Purpose of the Study:

  • To develop and validate a novel cryopreservation protocol for intact intervertebral discs (IVDs).
  • To significantly accelerate the delivery of cryoprotective agents (CPAs) into IVDs to mitigate toxicity and cell death.
  • To enable long-term storage of IVDs with preserved tissue viability for potential transplantation and research applications.

Main Methods:

  • Tested various cryoprotective agent (CPA) solutions on bovine nucleus pulposus cells to identify the least cytotoxic option.
  • Utilized Computed Tomography (CT) imaging with CPA contrast enhancement to quantify saturation times in intact bovine IVDs under dynamic loading and swelling conditions.
  • Validated the cryopreservation protocol, including one week of frozen storage, by assessing cell viability in multiple IVD regions post-thaw.

Main Results:

  • A cryopreservation medium using dimethyl sulfoxide and ethylene glycol demonstrated over 7.5 hours of safety before cytotoxicity.

## Actions to take
1. In the study summary, repeat the text from "Purpose of the" up to and including "and cell death.", word for word.
2. Name every section heading in the study summary.
3. Pick up the study summary right after its last sentence and write what comes next.

## Given entries
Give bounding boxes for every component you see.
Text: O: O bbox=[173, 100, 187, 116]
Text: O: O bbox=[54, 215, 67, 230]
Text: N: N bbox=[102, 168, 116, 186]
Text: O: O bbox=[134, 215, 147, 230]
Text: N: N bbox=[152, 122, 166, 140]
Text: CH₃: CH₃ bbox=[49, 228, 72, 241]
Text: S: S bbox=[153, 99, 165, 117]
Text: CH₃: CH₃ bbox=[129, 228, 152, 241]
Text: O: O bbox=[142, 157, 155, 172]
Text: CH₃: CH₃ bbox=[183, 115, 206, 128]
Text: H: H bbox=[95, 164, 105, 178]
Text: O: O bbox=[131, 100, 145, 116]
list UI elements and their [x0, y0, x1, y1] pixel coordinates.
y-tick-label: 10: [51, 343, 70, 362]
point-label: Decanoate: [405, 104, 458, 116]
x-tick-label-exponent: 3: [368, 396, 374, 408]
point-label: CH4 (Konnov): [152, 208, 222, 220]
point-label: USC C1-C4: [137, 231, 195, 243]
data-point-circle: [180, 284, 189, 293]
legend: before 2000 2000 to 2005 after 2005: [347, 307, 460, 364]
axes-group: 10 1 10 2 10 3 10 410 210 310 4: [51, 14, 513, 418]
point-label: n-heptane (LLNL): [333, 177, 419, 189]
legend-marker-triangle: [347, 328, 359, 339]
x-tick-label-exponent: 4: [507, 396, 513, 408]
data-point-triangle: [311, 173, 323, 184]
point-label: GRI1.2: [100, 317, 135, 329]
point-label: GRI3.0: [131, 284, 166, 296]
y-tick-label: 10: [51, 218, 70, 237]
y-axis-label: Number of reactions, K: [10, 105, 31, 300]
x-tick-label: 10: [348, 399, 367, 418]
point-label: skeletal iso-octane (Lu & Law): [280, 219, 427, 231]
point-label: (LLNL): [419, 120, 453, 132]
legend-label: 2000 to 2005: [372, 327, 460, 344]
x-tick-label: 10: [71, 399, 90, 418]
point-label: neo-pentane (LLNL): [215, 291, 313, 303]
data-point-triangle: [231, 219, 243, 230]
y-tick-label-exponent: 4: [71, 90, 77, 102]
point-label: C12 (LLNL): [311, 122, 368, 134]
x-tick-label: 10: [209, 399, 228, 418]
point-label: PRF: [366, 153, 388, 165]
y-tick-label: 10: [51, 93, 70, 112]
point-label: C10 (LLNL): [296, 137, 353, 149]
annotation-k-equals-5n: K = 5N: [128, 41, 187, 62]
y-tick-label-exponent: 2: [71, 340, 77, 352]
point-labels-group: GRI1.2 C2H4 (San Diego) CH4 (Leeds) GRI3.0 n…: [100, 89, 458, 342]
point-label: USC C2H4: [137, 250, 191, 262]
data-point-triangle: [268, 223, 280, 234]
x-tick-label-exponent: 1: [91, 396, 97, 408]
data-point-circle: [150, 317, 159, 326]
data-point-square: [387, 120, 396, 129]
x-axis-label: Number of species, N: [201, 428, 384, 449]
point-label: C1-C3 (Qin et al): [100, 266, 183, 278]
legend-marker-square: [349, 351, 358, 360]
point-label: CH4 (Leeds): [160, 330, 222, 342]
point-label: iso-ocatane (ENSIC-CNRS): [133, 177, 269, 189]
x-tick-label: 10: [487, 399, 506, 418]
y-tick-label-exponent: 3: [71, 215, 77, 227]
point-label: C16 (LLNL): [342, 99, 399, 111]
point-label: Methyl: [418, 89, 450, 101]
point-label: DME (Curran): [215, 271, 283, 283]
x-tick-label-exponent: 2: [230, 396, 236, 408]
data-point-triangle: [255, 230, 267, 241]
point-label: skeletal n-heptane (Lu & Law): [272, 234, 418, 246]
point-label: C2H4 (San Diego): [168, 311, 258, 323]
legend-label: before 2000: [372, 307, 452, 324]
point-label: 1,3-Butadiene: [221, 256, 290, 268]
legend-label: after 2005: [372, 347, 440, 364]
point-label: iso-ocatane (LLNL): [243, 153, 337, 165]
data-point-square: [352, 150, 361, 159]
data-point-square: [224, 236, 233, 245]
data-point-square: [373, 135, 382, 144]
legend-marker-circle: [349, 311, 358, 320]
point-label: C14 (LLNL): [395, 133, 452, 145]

## Answers to this exercise
1.
Purpose of the Study:

  • To develop and validate a novel cryopreservation protocol for intact intervertebral discs (IVDs).
  • To significantly accelerate the delivery of cryoprotective agents (CPAs) into IVDs to mitigate toxicity and cell death.

2.
Purpose of the Study
Main Methods
Main Results

3.
  • A dynamic loading and swelling protocol reduced IVD CPA saturation time from over 3 days to under 5 hours, a more than 20x improvement.
  • After one week of cryopreservation, all tested IVD regions exhibited 85% cell viability, comparable to fresh, unfrozen controls.

Conclusions:

  • Developed a novel method for rapid CPA delivery into intact IVDs through post-compression swelling, addressing a key challenge in tissue cryopreservation.
  • This accelerated CPA permeation enables effective cryopreservation of IVDs with no significant loss in cell viability.
  • The optimized protocol facilitates the potential development of transplantation banks for IVDs and enhances their utility in regenerative medicine research.